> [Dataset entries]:
┄┄┄┄┄┄

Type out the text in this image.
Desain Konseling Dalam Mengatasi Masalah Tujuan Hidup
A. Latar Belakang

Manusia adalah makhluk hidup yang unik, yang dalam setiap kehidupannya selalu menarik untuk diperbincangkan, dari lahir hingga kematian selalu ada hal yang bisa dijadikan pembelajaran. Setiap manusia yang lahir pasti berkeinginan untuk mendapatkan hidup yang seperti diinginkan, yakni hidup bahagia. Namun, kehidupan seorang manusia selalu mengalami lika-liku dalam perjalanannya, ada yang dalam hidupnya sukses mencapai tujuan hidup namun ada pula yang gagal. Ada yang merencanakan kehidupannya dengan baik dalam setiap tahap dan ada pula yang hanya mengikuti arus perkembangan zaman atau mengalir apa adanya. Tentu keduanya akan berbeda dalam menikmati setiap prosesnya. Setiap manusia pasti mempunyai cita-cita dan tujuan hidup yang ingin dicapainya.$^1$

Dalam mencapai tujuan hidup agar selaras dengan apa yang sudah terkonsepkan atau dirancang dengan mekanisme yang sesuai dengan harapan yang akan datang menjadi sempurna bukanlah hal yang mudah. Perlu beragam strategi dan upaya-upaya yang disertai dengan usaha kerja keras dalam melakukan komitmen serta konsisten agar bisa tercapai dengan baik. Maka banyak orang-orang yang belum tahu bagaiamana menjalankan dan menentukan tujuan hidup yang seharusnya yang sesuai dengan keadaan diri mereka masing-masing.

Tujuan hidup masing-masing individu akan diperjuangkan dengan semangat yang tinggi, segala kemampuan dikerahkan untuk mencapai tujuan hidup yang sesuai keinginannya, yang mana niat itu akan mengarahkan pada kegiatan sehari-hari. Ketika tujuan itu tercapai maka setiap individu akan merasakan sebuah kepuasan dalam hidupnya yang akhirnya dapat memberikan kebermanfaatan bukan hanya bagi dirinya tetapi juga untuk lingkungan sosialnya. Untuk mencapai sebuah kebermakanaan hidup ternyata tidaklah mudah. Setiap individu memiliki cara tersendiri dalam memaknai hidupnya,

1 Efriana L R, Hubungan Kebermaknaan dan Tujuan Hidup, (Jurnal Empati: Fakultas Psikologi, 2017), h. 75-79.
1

┄┄┄┄┄┄

> [YOUR OBJECTIVE]: Extract every line above exactly as it stands.

> [SOLUTION FOR THIS PROBLEM]:
Type out the text in this image.
Desain Konseling Dalam Mengatasi Masalah Tujuan Hidup
A. Latar Belakang

Manusia adalah makhluk hidup yang unik, yang dalam setiap kehidupannya selalu menarik untuk diperbincangkan, dari lahir hingga kematian selalu ada hal yang bisa dijadikan pembelajaran. Setiap manusia yang lahir pasti berkeinginan untuk mendapatkan hidup yang seperti diinginkan, yakni hidup bahagia. Namun, kehidupan seorang manusia selalu mengalami lika-liku dalam perjalanannya, ada yang dalam hidupnya sukses mencapai tujuan hidup namun ada pula yang gagal. Ada yang merencanakan kehidupannya dengan baik dalam setiap tahap dan ada pula yang hanya mengikuti arus perkembangan zaman atau mengalir apa adanya. Tentu keduanya akan berbeda dalam menikmati setiap prosesnya. Setiap manusia pasti mempunyai cita-cita dan tujuan hidup yang ingin dicapainya.$^1$

Dalam mencapai tujuan hidup agar selaras dengan apa yang sudah terkonsepkan atau dirancang dengan mekanisme yang sesuai dengan harapan yang akan datang menjadi sempurna bukanlah hal yang mudah. Perlu beragam strategi dan upaya-upaya yang disertai dengan usaha kerja keras dalam melakukan komitmen serta konsisten agar bisa tercapai dengan baik. Maka banyak orang-orang yang belum tahu bagaiamana menjalankan dan menentukan tujuan hidup yang seharusnya yang sesuai dengan keadaan diri mereka masing-masing.

Tujuan hidup masing-masing individu akan diperjuangkan dengan semangat yang tinggi, segala kemampuan dikerahkan untuk mencapai tujuan hidup yang sesuai keinginannya, yang mana niat itu akan mengarahkan pada kegiatan sehari-hari. Ketika tujuan itu tercapai maka setiap individu akan merasakan sebuah kepuasan dalam hidupnya yang akhirnya dapat memberikan kebermanfaatan bukan hanya bagi dirinya tetapi juga untuk lingkungan sosialnya. Untuk mencapai sebuah kebermakanaan hidup ternyata tidaklah mudah. Setiap individu memiliki cara tersendiri dalam memaknai hidupnya,

1 Efriana L R, Hubungan Kebermaknaan dan Tujuan Hidup, (Jurnal Empati: Fakultas Psikologi, 2017), h. 75-79.
1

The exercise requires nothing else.